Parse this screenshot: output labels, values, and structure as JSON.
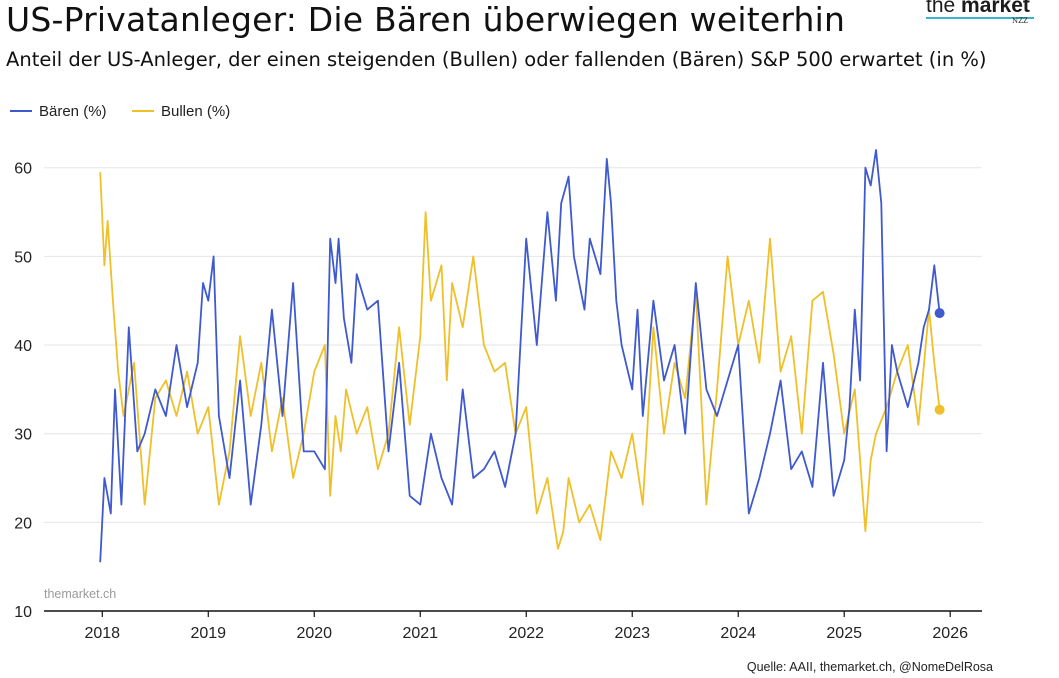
{
  "header": {
    "title": "US-Privatanleger: Die Bären überwiegen weiterhin",
    "subtitle": "Anteil der US-Anleger, der einen steigenden (Bullen) oder fallenden (Bären) S&P 500 erwartet (in %)"
  },
  "logo": {
    "main_light": "the ",
    "main_bold": "market",
    "sub": "NZZ"
  },
  "watermark": "themarket.ch",
  "source": "Quelle: AAII, themarket.ch, @NomeDelRosa",
  "colors": {
    "baeren": "#3f59cf",
    "bullen": "#efc02a",
    "grid": "#e6e6e6",
    "axis": "#111111"
  },
  "chart_data": {
    "type": "line",
    "x_unit": "year",
    "xlim": [
      2017.45,
      2026.3
    ],
    "ylim": [
      10,
      62
    ],
    "yticks": [
      10,
      20,
      30,
      40,
      50,
      60
    ],
    "xticks": [
      2018,
      2019,
      2020,
      2021,
      2022,
      2023,
      2024,
      2025,
      2026
    ],
    "ytick_labels": [
      "10",
      "20",
      "30",
      "40",
      "50",
      "60"
    ],
    "xtick_labels": [
      "2018",
      "2019",
      "2020",
      "2021",
      "2022",
      "2023",
      "2024",
      "2025",
      "2026"
    ],
    "grid": true,
    "legend_position": "top-left",
    "series": [
      {
        "name": "Bären (%)",
        "color": "#3f59cf",
        "x": [
          2017.98,
          2018.02,
          2018.08,
          2018.12,
          2018.18,
          2018.25,
          2018.33,
          2018.4,
          2018.5,
          2018.6,
          2018.7,
          2018.8,
          2018.9,
          2018.95,
          2019.0,
          2019.05,
          2019.1,
          2019.2,
          2019.3,
          2019.4,
          2019.5,
          2019.6,
          2019.7,
          2019.8,
          2019.9,
          2020.0,
          2020.1,
          2020.15,
          2020.2,
          2020.23,
          2020.28,
          2020.35,
          2020.4,
          2020.5,
          2020.6,
          2020.7,
          2020.8,
          2020.9,
          2021.0,
          2021.1,
          2021.2,
          2021.3,
          2021.4,
          2021.5,
          2021.6,
          2021.7,
          2021.8,
          2021.9,
          2022.0,
          2022.1,
          2022.2,
          2022.28,
          2022.33,
          2022.4,
          2022.45,
          2022.5,
          2022.55,
          2022.6,
          2022.7,
          2022.76,
          2022.8,
          2022.85,
          2022.9,
          2023.0,
          2023.05,
          2023.1,
          2023.2,
          2023.3,
          2023.4,
          2023.5,
          2023.6,
          2023.7,
          2023.8,
          2023.9,
          2024.0,
          2024.1,
          2024.2,
          2024.3,
          2024.4,
          2024.5,
          2024.6,
          2024.7,
          2024.8,
          2024.9,
          2025.0,
          2025.05,
          2025.1,
          2025.15,
          2025.2,
          2025.25,
          2025.3,
          2025.35,
          2025.4,
          2025.45,
          2025.5,
          2025.6,
          2025.7,
          2025.75,
          2025.8,
          2025.85,
          2025.9
        ],
        "values": [
          15.5,
          25,
          21,
          35,
          22,
          42,
          28,
          30,
          35,
          32,
          40,
          33,
          38,
          47,
          45,
          50,
          32,
          25,
          36,
          22,
          31,
          44,
          32,
          47,
          28,
          28,
          26,
          52,
          47,
          52,
          43,
          38,
          48,
          44,
          45,
          28,
          38,
          23,
          22,
          30,
          25,
          22,
          35,
          25,
          26,
          28,
          24,
          30,
          52,
          40,
          55,
          45,
          56,
          59,
          50,
          47,
          44,
          52,
          48,
          61,
          56,
          45,
          40,
          35,
          44,
          32,
          45,
          36,
          40,
          30,
          47,
          35,
          32,
          36,
          40,
          21,
          25,
          30,
          36,
          26,
          28,
          24,
          38,
          23,
          27,
          33,
          44,
          36,
          60,
          58,
          62,
          56,
          28,
          40,
          37,
          33,
          38,
          42,
          44,
          49,
          43.6
        ],
        "end_marker": true
      },
      {
        "name": "Bullen (%)",
        "color": "#efc02a",
        "x": [
          2017.98,
          2018.02,
          2018.05,
          2018.1,
          2018.15,
          2018.2,
          2018.3,
          2018.4,
          2018.5,
          2018.6,
          2018.7,
          2018.8,
          2018.9,
          2019.0,
          2019.1,
          2019.2,
          2019.3,
          2019.4,
          2019.5,
          2019.6,
          2019.7,
          2019.8,
          2019.9,
          2020.0,
          2020.1,
          2020.15,
          2020.2,
          2020.25,
          2020.3,
          2020.4,
          2020.5,
          2020.6,
          2020.7,
          2020.8,
          2020.9,
          2021.0,
          2021.05,
          2021.1,
          2021.2,
          2021.25,
          2021.3,
          2021.4,
          2021.5,
          2021.6,
          2021.7,
          2021.8,
          2021.9,
          2022.0,
          2022.1,
          2022.2,
          2022.3,
          2022.35,
          2022.4,
          2022.5,
          2022.6,
          2022.7,
          2022.8,
          2022.9,
          2023.0,
          2023.1,
          2023.2,
          2023.3,
          2023.4,
          2023.5,
          2023.6,
          2023.7,
          2023.8,
          2023.9,
          2024.0,
          2024.1,
          2024.2,
          2024.3,
          2024.4,
          2024.5,
          2024.6,
          2024.7,
          2024.8,
          2024.9,
          2025.0,
          2025.1,
          2025.2,
          2025.25,
          2025.3,
          2025.4,
          2025.5,
          2025.6,
          2025.7,
          2025.8,
          2025.85,
          2025.9
        ],
        "values": [
          59.5,
          49,
          54,
          45,
          37,
          32,
          38,
          22,
          34,
          36,
          32,
          37,
          30,
          33,
          22,
          28,
          41,
          32,
          38,
          28,
          34,
          25,
          30,
          37,
          40,
          23,
          32,
          28,
          35,
          30,
          33,
          26,
          30,
          42,
          31,
          41,
          55,
          45,
          49,
          36,
          47,
          42,
          50,
          40,
          37,
          38,
          30,
          33,
          21,
          25,
          17,
          19,
          25,
          20,
          22,
          18,
          28,
          25,
          30,
          22,
          42,
          30,
          38,
          34,
          46,
          22,
          35,
          50,
          40,
          45,
          38,
          52,
          37,
          41,
          30,
          45,
          46,
          39,
          30,
          35,
          19,
          27,
          30,
          33,
          37,
          40,
          31,
          44,
          38,
          32.7
        ],
        "end_marker": true
      }
    ]
  }
}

---+---

- [Exercise description] Scan the material line by line and report each one that contains "Bären".

- [Result of this exercise]
    "title": "US-Privatanleger: Die Bären überwiegen weiterhin",
    "subtitle": "Anteil der US-Anleger, der einen steigenden (Bullen) oder fallenden (Bären) S&P 500 erwartet (in %)"
        "name": "Bären (%)",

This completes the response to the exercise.